▶ _WHAT THIS TASK INVOLVES_
Give every line of the data again, unchanged, but with no pictures.

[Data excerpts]
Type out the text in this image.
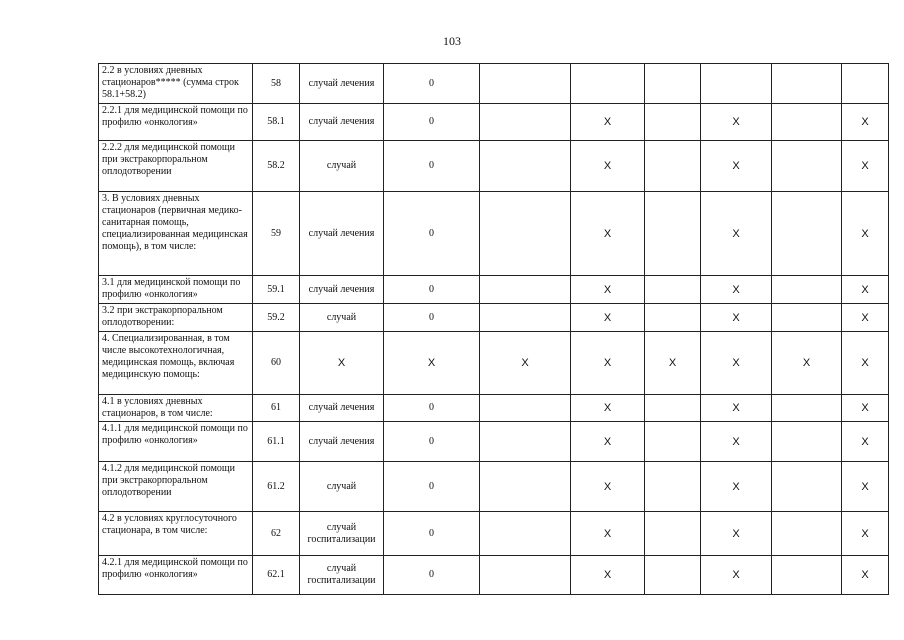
103
2.2 в условиях дневных стационаров***** (сумма строк 58.1+58.2)	58	случай лечения	0						
2.2.1 для медицинской помощи по профилю «онкология»	58.1	случай лечения	0		X		X		X
2.2.2 для медицинской помощи при экстракорпоральном оплодотворении	58.2	случай	0		X		X		X
3. В условиях дневных стационаров (первичная медико-санитарная помощь, специализированная медицинская помощь), в том числе:	59	случай лечения	0		X		X		X
3.1 для медицинской помощи по профилю «онкология»	59.1	случай лечения	0		X		X		X
3.2 при экстракорпоральном оплодотворении:	59.2	случай	0		X		X		X
4. Специализированная, в том числе высокотехнологичная, медицинская помощь, включая медицинскую помощь:	60	X	X	X	X	X	X	X	X
4.1 в условиях дневных стационаров, в том числе:	61	случай лечения	0		X		X		X
4.1.1 для медицинской помощи по профилю «онкология»	61.1	случай лечения	0		X		X		X
4.1.2 для медицинской помощи при экстракорпоральном оплодотворении	61.2	случай	0		X		X		X
4.2 в условиях круглосуточного стационара, в том числе:	62	случай госпитализации	0		X		X		X
4.2.1 для медицинской помощи по профилю «онкология»	62.1	случай госпитализации	0		X		X		X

▶ _REPLY TO THE EXERCISE_
Type out the text in this image.
103
2.2 в условиях дневных стационаров***** (сумма строк 58.1+58.2)	58	случай лечения	0						
2.2.1 для медицинской помощи по профилю «онкология»	58.1	случай лечения	0		X		X		X
2.2.2 для медицинской помощи при экстракорпоральном оплодотворении	58.2	случай	0		X		X		X
3. В условиях дневных стационаров (первичная медико-санитарная помощь, специализированная медицинская помощь), в том числе:	59	случай лечения	0		X		X		X
3.1 для медицинской помощи по профилю «онкология»	59.1	случай лечения	0		X		X		X
3.2 при экстракорпоральном оплодотворении:	59.2	случай	0		X		X		X
4. Специализированная, в том числе высокотехнологичная, медицинская помощь, включая медицинскую помощь:	60	X	X	X	X	X	X	X	X
4.1 в условиях дневных стационаров, в том числе:	61	случай лечения	0		X		X		X
4.1.1 для медицинской помощи по профилю «онкология»	61.1	случай лечения	0		X		X		X
4.1.2 для медицинской помощи при экстракорпоральном оплодотворении	61.2	случай	0		X		X		X
4.2 в условиях круглосуточного стационара, в том числе:	62	случай госпитализации	0		X		X		X
4.2.1 для медицинской помощи по профилю «онкология»	62.1	случай госпитализации	0		X		X		X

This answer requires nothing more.